• **Ejercicios**:
(a) Enumera los apellidos de colaboradores que Leloir nombra en su última respuesta del texto.
(b) Copia del texto, sin cambiar nada, todo lo que va desde "En medio del" hasta "de Palermo Chico).".
(c) Resume el texto en dos oraciones.

• **Texto**:
======
Antes de que su actividad de enzimólogo lo absorbiera casi por completo, Leloir salpicaba sus tareas de laboratorio con la práctica del polo, pero en 1961 debió olvidarse para siempre del deporte. Ese año la ciencia le devolvió parte de lo mucho que él había hecho por ella: en el Methodist Hospital de Houston, Texas, le reemplazaron un tramo de una arteria enferma por un conducto de dacrón.
Claro que tanta sapiencia no necesita ostentación: "El profesor Leloir no es como muchos científicos, que lo primero que hacen es poner su despacho —confió a SIETE DIAS uno de sus colaboradores, el doctor en química Armando Parodi—. Es un hombre que odia todos los trabajos administrativos, no tiene escritorios ni sillones tapizados", admiró. El doctor Enrique Belocopitow, otro de los integrantes del grupo Leloir, contó por su parte, otras costumbres del científico laureado: "No gasta dinero inútilmente, en cosas superfluas —se alegró—; cuando hay una partida la dedica a comprar instrumentos. Su hobby es la investigación".
En medio del tráfago que el martes por la mañana acosaba a Luis Federico Leloir, SIETE DIAS logró aislarlo unos minutos y mantener con él un diálogo corto, intenso, que lo define en su dimensión de hombre y de científico:
—¿Cómo se enteró del premio?
—Tuve dos versiones el domingo, de un periodista y de un amigo que me llamó desde Santiago de Chile para anunciármelo. Después me llegaron varias noticias. La comunicación oficial la hizo el embajador sueco con un llamado telefónico.
—¿Piensa viajar a Estocolmo para recibir el premio?
—Pienso que sí, pero tengo que arreglarlo con mi familia. Se imagina que esa decisión no la voy a tomar solo (el doctor Leloir está casado con Amelia Zuberbühler y tiene una hija, Amelia, de 22 años. Vive con ellas en el tercer piso de un edificio de Palermo Chico).
—¿Por cuál de sus trabajos se le concedió el premio Nobel?
—Creo que por ninguno en especial. Hay que considerar los trabajos de toda mi vida. Mi campo de investigaciones ha sido siempre el metabolismo interno de los hidratos de carbono. Lo importante es que el lauro no me corresponde a mí sino a todos los colaboradores de este Instituto. No puedo callarme los nombres de Cardini, Caputto, Paladini, Trucco; las 33 personas que forman el grupo lo merecen. Ahora estoy un poco asustado por el despliegue de periodistas y temo olvidarme algún nombre importante.
======
• **Información**:

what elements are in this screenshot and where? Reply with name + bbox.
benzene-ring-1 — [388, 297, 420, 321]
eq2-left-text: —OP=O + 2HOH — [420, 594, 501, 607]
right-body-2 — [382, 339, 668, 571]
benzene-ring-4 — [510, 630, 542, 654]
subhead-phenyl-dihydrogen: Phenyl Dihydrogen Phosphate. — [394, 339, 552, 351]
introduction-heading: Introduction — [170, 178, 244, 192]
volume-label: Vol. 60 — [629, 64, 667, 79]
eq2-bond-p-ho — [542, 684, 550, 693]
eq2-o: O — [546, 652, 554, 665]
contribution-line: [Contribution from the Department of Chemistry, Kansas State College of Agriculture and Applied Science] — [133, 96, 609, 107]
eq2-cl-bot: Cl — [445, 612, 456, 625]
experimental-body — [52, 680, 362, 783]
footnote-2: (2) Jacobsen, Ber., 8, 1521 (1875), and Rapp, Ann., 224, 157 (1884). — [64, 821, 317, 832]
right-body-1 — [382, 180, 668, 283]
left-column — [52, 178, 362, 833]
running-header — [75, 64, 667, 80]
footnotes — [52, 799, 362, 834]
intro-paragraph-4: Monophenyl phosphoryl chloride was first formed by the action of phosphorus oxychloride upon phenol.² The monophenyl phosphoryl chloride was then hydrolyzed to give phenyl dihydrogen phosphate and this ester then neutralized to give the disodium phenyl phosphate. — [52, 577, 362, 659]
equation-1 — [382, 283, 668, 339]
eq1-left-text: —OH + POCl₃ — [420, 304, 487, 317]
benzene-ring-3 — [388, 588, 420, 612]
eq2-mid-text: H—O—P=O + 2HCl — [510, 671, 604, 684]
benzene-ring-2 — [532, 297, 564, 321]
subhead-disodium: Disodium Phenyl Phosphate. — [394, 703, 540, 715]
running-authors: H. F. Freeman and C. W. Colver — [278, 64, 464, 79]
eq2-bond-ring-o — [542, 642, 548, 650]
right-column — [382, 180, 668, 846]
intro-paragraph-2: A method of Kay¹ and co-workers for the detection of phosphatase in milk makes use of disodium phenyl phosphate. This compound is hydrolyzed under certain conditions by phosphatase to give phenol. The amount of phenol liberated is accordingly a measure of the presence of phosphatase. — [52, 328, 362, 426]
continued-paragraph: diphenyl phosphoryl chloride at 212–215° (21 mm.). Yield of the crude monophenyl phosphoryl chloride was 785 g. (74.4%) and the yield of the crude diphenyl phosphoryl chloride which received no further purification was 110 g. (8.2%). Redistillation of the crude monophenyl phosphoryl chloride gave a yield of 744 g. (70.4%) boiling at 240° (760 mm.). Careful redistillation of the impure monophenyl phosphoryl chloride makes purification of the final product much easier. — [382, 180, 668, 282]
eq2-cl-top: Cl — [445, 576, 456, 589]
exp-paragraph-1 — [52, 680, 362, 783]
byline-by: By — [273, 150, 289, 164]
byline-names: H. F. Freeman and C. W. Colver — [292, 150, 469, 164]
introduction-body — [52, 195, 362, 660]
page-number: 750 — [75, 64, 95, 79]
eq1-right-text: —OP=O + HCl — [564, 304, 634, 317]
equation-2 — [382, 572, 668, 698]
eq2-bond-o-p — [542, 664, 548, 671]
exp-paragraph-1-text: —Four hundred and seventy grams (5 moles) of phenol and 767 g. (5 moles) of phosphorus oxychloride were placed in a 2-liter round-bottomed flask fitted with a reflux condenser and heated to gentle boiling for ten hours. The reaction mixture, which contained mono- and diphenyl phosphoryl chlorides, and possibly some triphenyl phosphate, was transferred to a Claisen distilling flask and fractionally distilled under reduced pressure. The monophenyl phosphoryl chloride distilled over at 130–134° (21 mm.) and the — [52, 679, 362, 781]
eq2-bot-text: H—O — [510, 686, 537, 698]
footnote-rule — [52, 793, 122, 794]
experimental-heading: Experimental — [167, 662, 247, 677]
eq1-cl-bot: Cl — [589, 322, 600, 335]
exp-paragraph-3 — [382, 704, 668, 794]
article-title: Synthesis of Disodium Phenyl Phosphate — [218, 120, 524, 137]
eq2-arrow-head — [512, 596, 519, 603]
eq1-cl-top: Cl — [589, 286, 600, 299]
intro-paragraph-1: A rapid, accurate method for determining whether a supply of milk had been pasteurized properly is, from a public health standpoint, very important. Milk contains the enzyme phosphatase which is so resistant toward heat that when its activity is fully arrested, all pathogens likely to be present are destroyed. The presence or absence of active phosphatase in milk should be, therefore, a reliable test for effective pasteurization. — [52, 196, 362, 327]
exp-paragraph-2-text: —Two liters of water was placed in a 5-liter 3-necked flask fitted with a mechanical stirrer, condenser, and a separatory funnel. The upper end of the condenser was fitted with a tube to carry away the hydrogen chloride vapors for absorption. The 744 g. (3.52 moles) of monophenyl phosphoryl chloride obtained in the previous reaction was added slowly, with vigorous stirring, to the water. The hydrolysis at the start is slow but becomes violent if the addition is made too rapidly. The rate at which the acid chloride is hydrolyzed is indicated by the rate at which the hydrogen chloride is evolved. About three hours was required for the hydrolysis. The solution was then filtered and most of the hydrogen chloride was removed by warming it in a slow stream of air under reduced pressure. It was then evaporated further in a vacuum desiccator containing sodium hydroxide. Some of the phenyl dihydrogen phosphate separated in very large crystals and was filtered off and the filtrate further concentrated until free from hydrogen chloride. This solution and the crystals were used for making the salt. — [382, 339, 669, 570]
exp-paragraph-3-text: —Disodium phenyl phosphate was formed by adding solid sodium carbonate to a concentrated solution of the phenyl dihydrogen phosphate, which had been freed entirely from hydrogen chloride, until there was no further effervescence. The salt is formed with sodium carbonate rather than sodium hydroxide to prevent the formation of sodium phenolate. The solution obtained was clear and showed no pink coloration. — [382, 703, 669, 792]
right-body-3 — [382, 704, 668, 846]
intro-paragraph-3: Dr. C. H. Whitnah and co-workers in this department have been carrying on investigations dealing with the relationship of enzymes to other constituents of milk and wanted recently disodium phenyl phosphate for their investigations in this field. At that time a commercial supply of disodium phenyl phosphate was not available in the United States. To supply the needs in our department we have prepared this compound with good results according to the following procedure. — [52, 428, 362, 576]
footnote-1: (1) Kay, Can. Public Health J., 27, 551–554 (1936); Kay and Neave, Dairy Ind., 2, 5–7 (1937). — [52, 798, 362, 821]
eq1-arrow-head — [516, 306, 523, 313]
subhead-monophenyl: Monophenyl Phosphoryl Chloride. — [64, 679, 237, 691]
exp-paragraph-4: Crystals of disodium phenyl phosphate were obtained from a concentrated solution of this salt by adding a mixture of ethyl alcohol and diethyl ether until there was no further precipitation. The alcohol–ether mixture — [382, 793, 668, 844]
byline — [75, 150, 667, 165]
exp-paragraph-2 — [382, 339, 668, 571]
======
• **Respuestas**:
(a) Cardini, Caputto, Paladini, Trucco

(b)
En medio del tráfago que el martes por la mañana acosaba a Luis Federico Leloir, SIETE DIAS logró aislarlo unos minutos y mantener con él un diálogo corto, intenso, que lo define en su dimensión de hombre y de científico:
—¿Cómo se enteró del premio?
—Tuve dos versiones el domingo, de un periodista y de un amigo que me llamó desde Santiago de Chile para anunciármelo. Después me llegaron varias noticias. La comunicación oficial la hizo el embajador sueco con un llamado telefónico.
—¿Piensa viajar a Estocolmo para recibir el premio?
—Pienso que sí, pero tengo que arreglarlo con mi familia. Se imagina que esa decisión no la voy a tomar solo (el doctor Leloir está casado con Amelia Zuberbühler y tiene una hija, Amelia, de 22 años. Vive con ellas en el tercer piso de un edificio de Palermo Chico).

(c) Luis Federico Leloir dejó el polo en 1961, cuando en Houston le reemplazaron un tramo de arteria por un conducto de dacrón, y sus colaboradores lo describen como un científico sin ostentación que gasta el dinero en instrumentos y cuyo hobby es la investigación. En un breve diálogo con SIETE DIAS cuenta cómo se enteró del premio Nobel, dice que piensa viajar a Estocolmo si lo arregla con su familia y atribuye el lauro al trabajo de toda su vida sobre el metabolismo de los hidratos de carbono y a los colaboradores del Instituto.